#### Required task 1
Set down the stretch of the LinkedIn connections text from "- 1st degree" through "2nd degree connections.", word for word.
#### Required task 2
According to the LinkedIn connections text, how many Inmails can a non-premium account send each month?
#### Required task 3
For each statement, say yes or no according to the LinkedIn connections text, and quote the words that settle it. (a) LinkedIn lets you connect with people who are further away than 3rd degree connections. (b) 2nd degree connections are people connected to your 1st degree connections. (c) For someone outside your close network, an Inmail button appears in place of the option to connect.

#### Page extract

/---

If you’d like me to write a post on LinkedIn Company pages in full, please tweet me to let me know!
How do I Find Contacts on LinkedIn?
Okay, so now onto the best bit – finding contacts on LinkedIn. There are a number of different ways to do this but I am going to share the ways I have found to be the most effective.
How do LinkedIn Connections Work?
Before I get started on this I feel I need to explain how LinkedIn Connections work, as it is a little bit different to Facebook friends or Twitter followers. A connection, in theory, is someone you work with, someone you’d like to work with or someone in your industry that you feel shares relevant content and you’d like to keep up to date with their professional life. All sounds very businessy, doesn’t it? Don’t worry though, connections are not scary and the more you have in relation to your blog, the more you can network!
When searching for connections you see people listed as 1st, 2nd and 3rd.
- 1st degree connections are people you are already connected to.
- 2nd degree connections are people that are connected to your 1st degree connections.
- 3rd degree connections are, yep you guessed it, people that are connected to your 2nd degree connections.
Although it would be great to connect to EVERYONE, LinkedIn only allows you to connect to people that are 1st, 2nd or 3rd degree connections. If you come across someone that is not in your close network, the option to connect will not appear, but instead a button to ‘Inmail’ – which if you really want to connect is a great way to introduce yourself. Please note: Non-premium accounts can only send 5 Inmails a month, so use them wisely.

\---

(Image layout annotations)
/---

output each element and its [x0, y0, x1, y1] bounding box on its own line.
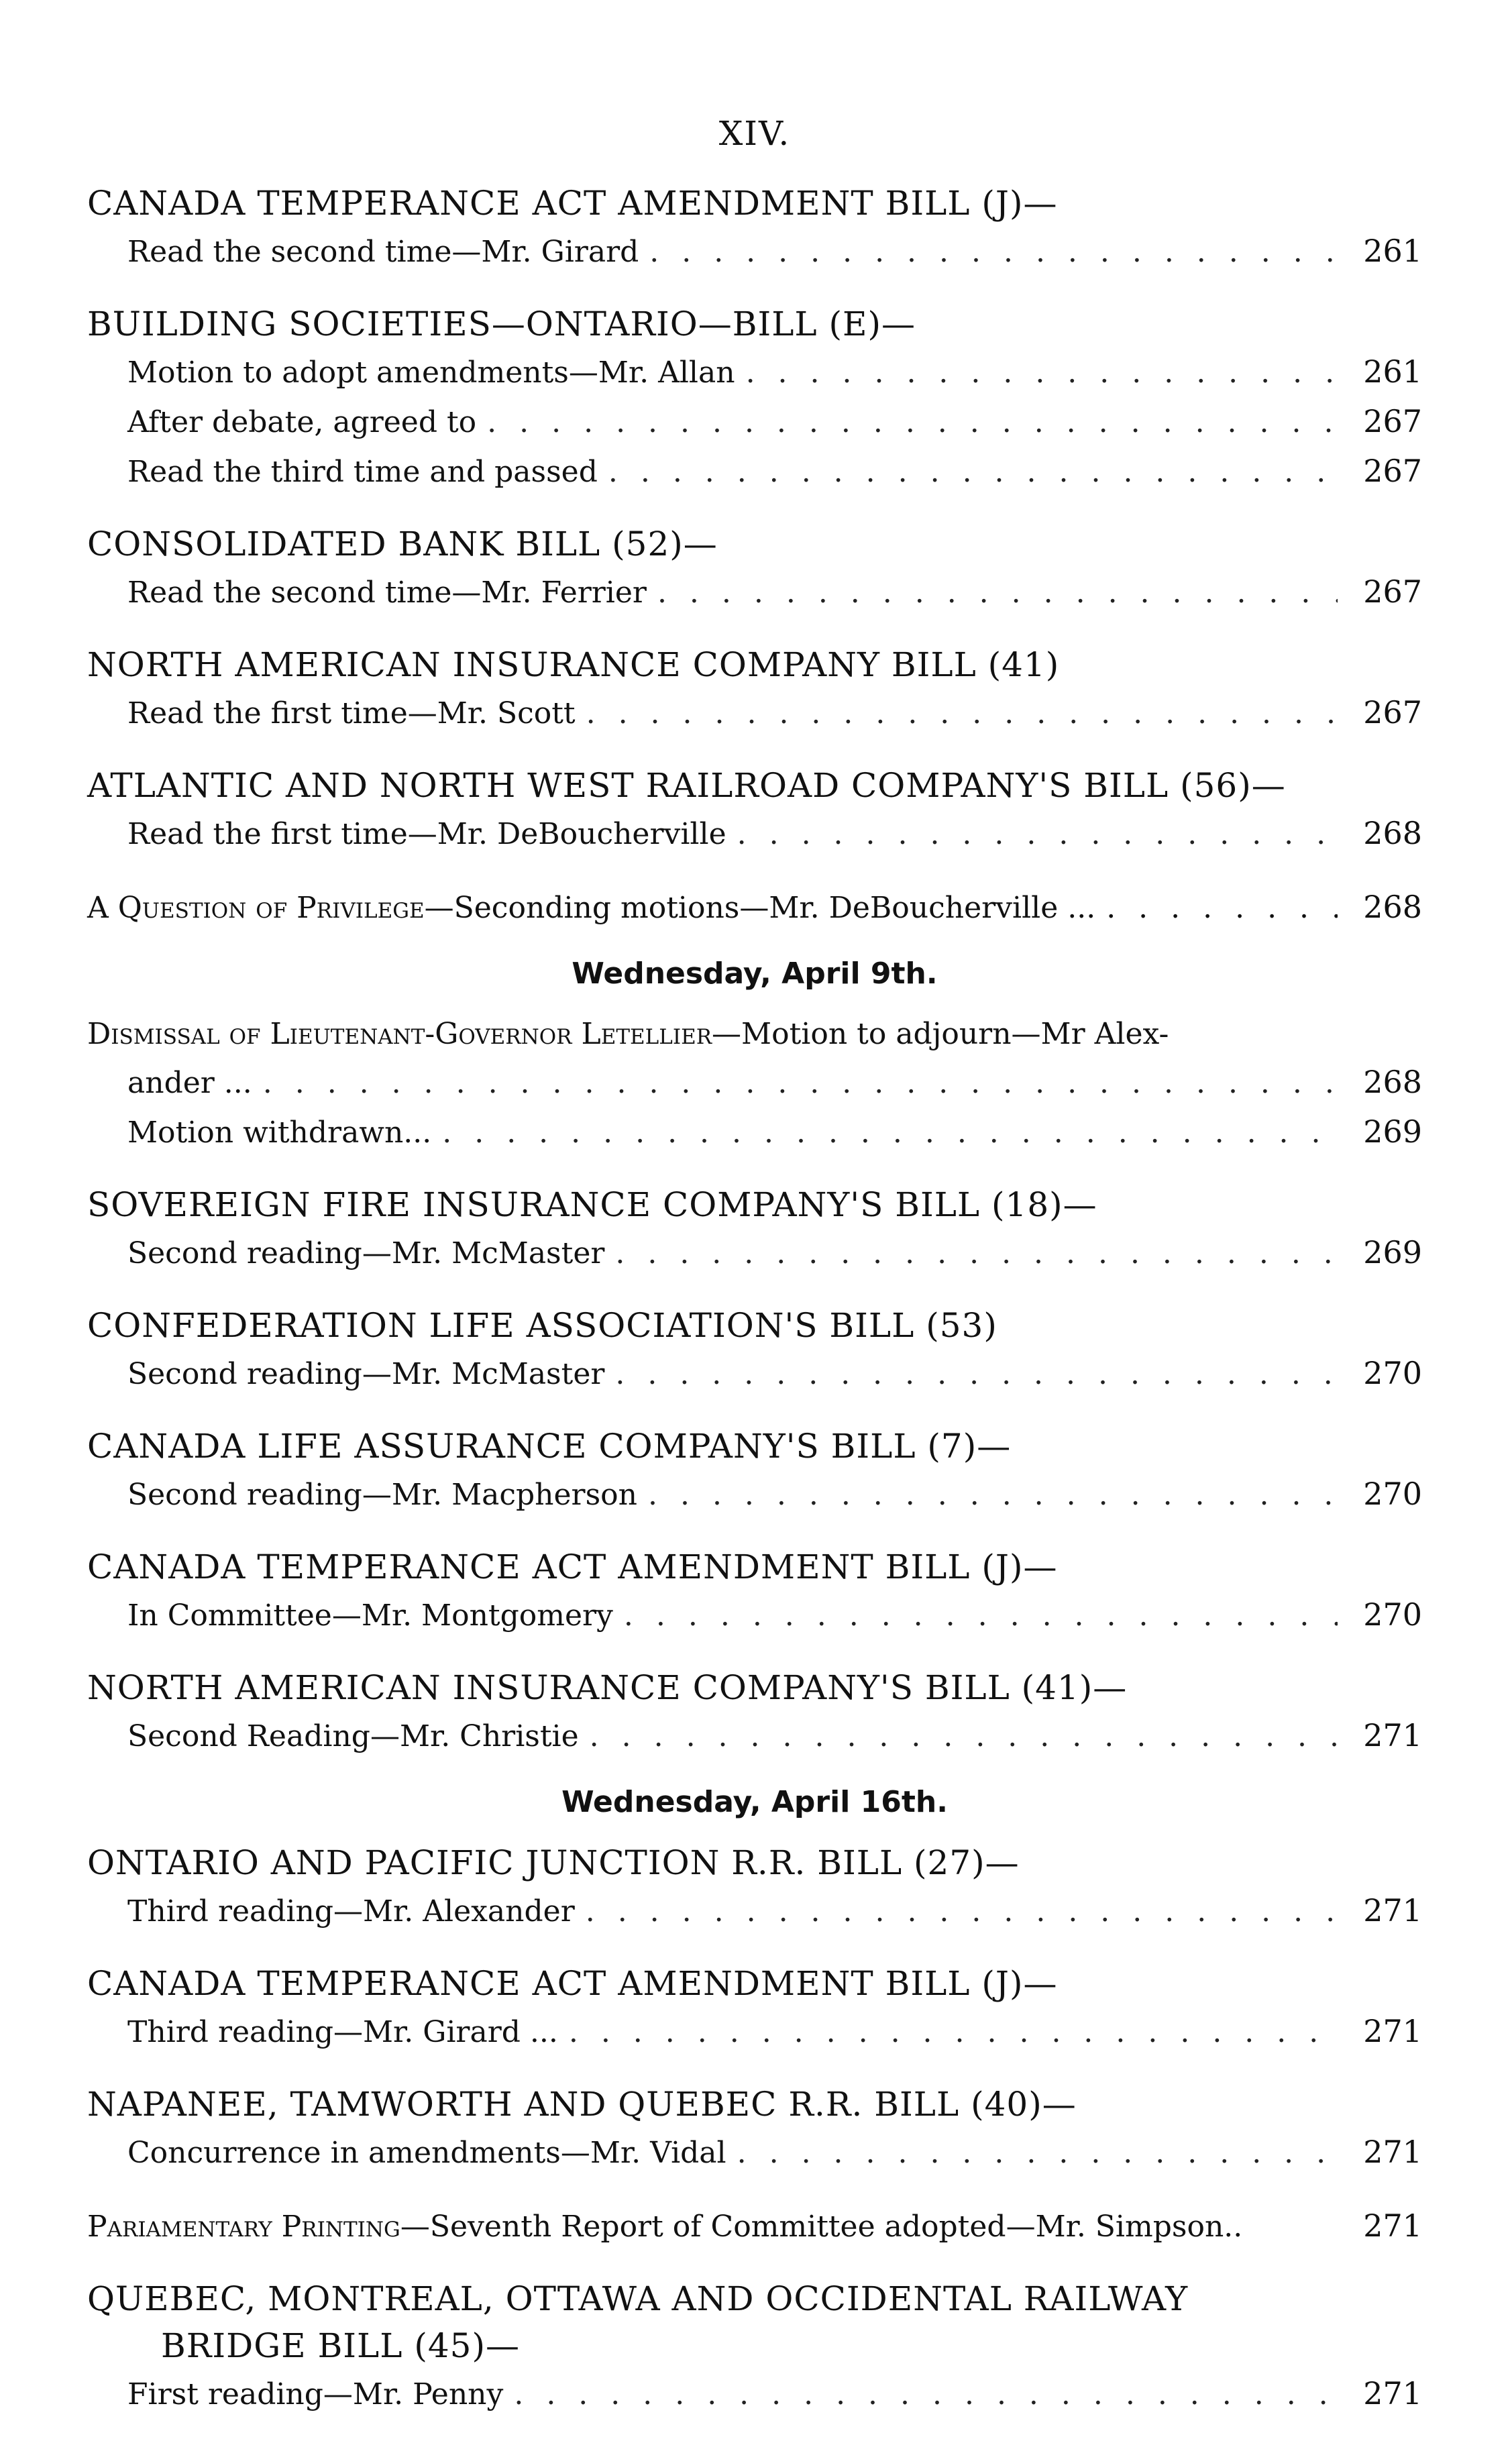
line-text: Second Reading—Mr. Christie: [127, 1719, 579, 1753]
section-april-9: [87, 957, 1422, 1761]
entry-title: CANADA TEMPERANCE ACT AMENDMENT BILL (J)—: [87, 1548, 1058, 1586]
line-text: ander ...: [127, 1066, 252, 1100]
dismissal-entry: [87, 1011, 1422, 1157]
line-text: Third reading—Mr. Alexander: [127, 1894, 575, 1929]
entry-title: CANADA LIFE ASSURANCE COMPANY'S BILL (7)—: [87, 1427, 1012, 1466]
privilege-entry: [87, 883, 1422, 932]
dismissal-rest: —Motion to adjourn—Mr Alex-: [712, 1017, 1169, 1051]
line-text: Read the first time—Mr. DeBoucherville: [127, 817, 726, 851]
index-entry: [87, 762, 1422, 859]
page-ref: 270: [1363, 1476, 1422, 1512]
index-entry: [87, 1543, 1422, 1640]
page-ref: 261: [1363, 233, 1422, 269]
line-text: Read the second time—Mr. Girard: [127, 235, 639, 269]
page-ref: 271: [1363, 2134, 1422, 2170]
page-ref: 268: [1363, 889, 1422, 925]
printing-text: [87, 2203, 1242, 2251]
entry-title: CONFEDERATION LIFE ASSOCIATION'S BILL (53): [87, 1306, 997, 1345]
index-entry: [87, 1302, 1422, 1399]
privilege-lead: A Question of Privilege: [87, 891, 425, 925]
entry-line: [87, 2007, 1422, 2057]
dismissal-lead: Dismissal of Lieutenant-Governor Letellier: [87, 1017, 712, 1051]
index-entry: [87, 521, 1422, 617]
dot-leaders: [590, 1713, 1338, 1761]
printing-lead: Pariamentary Printing: [87, 2210, 400, 2244]
dot-leaders: [514, 2371, 1338, 2419]
dot-leaders: [737, 810, 1338, 859]
entry-line: [87, 447, 1422, 496]
entry-line: [87, 1349, 1422, 1399]
index-entry: [87, 1839, 1422, 1936]
index-entry: [87, 1181, 1422, 1278]
index-entry: [87, 1664, 1422, 1761]
index-entry: [87, 301, 1422, 496]
entry-title: NORTH AMERICAN INSURANCE COMPANY'S BILL (41)—: [87, 1668, 1128, 1707]
entry-line: [87, 809, 1422, 859]
page-ref: 267: [1363, 453, 1422, 489]
dot-leaders: [648, 1471, 1338, 1519]
dot-leaders: [586, 690, 1338, 738]
dot-leaders: [615, 1230, 1338, 1278]
entry-title-continuation: BRIDGE BILL (45)—: [161, 2326, 520, 2365]
section-undated: [87, 180, 1422, 932]
dot-leaders: [1106, 884, 1338, 932]
index-entry: [87, 1423, 1422, 1519]
page-ref: 267: [1363, 574, 1422, 610]
entry-line: [87, 227, 1422, 276]
line-text: Second reading—Mr. Macpherson: [127, 1478, 637, 1512]
dot-leaders: [442, 1109, 1338, 1157]
page-ref: 271: [1363, 2208, 1422, 2244]
printing-entry: [87, 2202, 1422, 2251]
entry-line: [87, 397, 1422, 447]
dot-leaders: [624, 1592, 1338, 1640]
entry-title: NAPANEE, TAMWORTH AND QUEBEC R.R. BILL (40)—: [87, 2085, 1077, 2124]
dot-leaders: [608, 448, 1338, 496]
dot-leaders: [657, 569, 1338, 617]
privilege-rest: —Seconding motions—Mr. DeBoucherville ...: [424, 891, 1096, 925]
page-ref: 269: [1363, 1114, 1422, 1150]
index-entry: [87, 1960, 1422, 2057]
line-text: Third reading—Mr. Girard ...: [127, 2015, 558, 2049]
line-text: Motion withdrawn...: [127, 1116, 432, 1150]
date-heading: Wednesday, April 16th.: [561, 1785, 948, 1819]
entry-line: [87, 347, 1422, 397]
entry-line: [87, 1886, 1422, 1936]
page-ref: 261: [1363, 354, 1422, 390]
page-ref: 270: [1363, 1355, 1422, 1391]
index-entry: [87, 2275, 1422, 2419]
dot-leaders: [586, 1888, 1338, 1936]
entry-line: [87, 1107, 1422, 1157]
dot-leaders: [615, 1350, 1338, 1399]
index-entry: [87, 641, 1422, 738]
entry-line: [87, 1228, 1422, 1278]
privilege-text: [87, 884, 1095, 932]
entry-title: ONTARIO AND PACIFIC JUNCTION R.R. BILL (27)—: [87, 1843, 1020, 1882]
section-april-16: [87, 1785, 1422, 2419]
entry-title: CONSOLIDATED BANK BILL (52)—: [87, 525, 718, 563]
page-ref: 267: [1363, 694, 1422, 730]
entry-line: [87, 688, 1422, 738]
index-page: [87, 114, 1422, 2443]
entry-line: [87, 1590, 1422, 1640]
page-number: XIV.: [718, 114, 791, 153]
line-text: In Committee—Mr. Montgomery: [127, 1598, 613, 1633]
printing-rest: —Seventh Report of Committee adopted—Mr. Simpson..: [400, 2210, 1243, 2244]
dot-leaders: [649, 228, 1338, 276]
line-text: After debate, agreed to: [127, 405, 477, 439]
entry-line: [87, 1711, 1422, 1761]
entry-line: [87, 567, 1422, 617]
dot-leaders: [487, 398, 1338, 447]
entry-line: [87, 2369, 1422, 2419]
page-ref: 268: [1363, 1064, 1422, 1100]
dot-leaders: [263, 1059, 1338, 1107]
entry-title: BUILDING SOCIETIES—ONTARIO—BILL (E)—: [87, 305, 916, 343]
index-entry: [87, 2081, 1422, 2177]
entry-line: [87, 2128, 1422, 2177]
line-text: Read the second time—Mr. Ferrier: [127, 576, 647, 610]
line-text: Concurrence in amendments—Mr. Vidal: [127, 2136, 726, 2170]
line-text: Read the third time and passed: [127, 455, 598, 489]
entry-title: CANADA TEMPERANCE ACT AMENDMENT BILL (J)—: [87, 1964, 1058, 2003]
page-ref: 271: [1363, 1717, 1422, 1753]
page-ref: 268: [1363, 815, 1422, 851]
dot-leaders: [737, 2129, 1338, 2177]
page-ref: 270: [1363, 1596, 1422, 1633]
line-text: Second reading—Mr. McMaster: [127, 1236, 605, 1270]
entry-title: NORTH AMERICAN INSURANCE COMPANY BILL (41): [87, 645, 1060, 684]
entry-line: [87, 1058, 1422, 1107]
dot-leaders: [746, 349, 1338, 397]
line-text: Second reading—Mr. McMaster: [127, 1357, 605, 1391]
dismissal-heading: [87, 1011, 1422, 1058]
line-text: Motion to adopt amendments—Mr. Allan: [127, 356, 735, 390]
line-text: First reading—Mr. Penny: [127, 2377, 504, 2411]
entry-title: QUEBEC, MONTREAL, OTTAWA AND OCCIDENTAL RAILWAY: [87, 2279, 1189, 2318]
dot-leaders: [569, 2008, 1338, 2057]
entry-title: CANADA TEMPERANCE ACT AMENDMENT BILL (J)—: [87, 184, 1058, 223]
page-ref: 269: [1363, 1234, 1422, 1270]
line-text: Read the first time—Mr. Scott: [127, 696, 576, 730]
date-heading: Wednesday, April 9th.: [572, 957, 938, 991]
page-ref: 271: [1363, 1892, 1422, 1929]
entry-title: SOVEREIGN FIRE INSURANCE COMPANY'S BILL (18)—: [87, 1185, 1097, 1224]
page-ref: 267: [1363, 403, 1422, 439]
index-entry: [87, 180, 1422, 276]
entry-line: [87, 1470, 1422, 1519]
page-ref: 271: [1363, 2013, 1422, 2049]
entry-title: ATLANTIC AND NORTH WEST RAILROAD COMPANY'S BILL (56)—: [87, 766, 1286, 805]
page-ref: 271: [1363, 2375, 1422, 2411]
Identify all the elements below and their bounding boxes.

\---

#### Written answer 1
- 1st degree connections are people you are already connected to.
- 2nd degree connections are people that are connected to your 1st degree connections.
- 3rd degree connections are, yep you guessed it, people that are connected to your 2nd degree connections.

#### Written answer 2
Five.

#### Written answer 3
(a) No: "LinkedIn only allows you to connect to people that are 1st, 2nd or 3rd degree connections."
(b) Yes: "2nd degree connections are people that are connected to your 1st degree connections."
(c) Yes: "the option to connect will not appear, but instead a button to ‘Inmail’"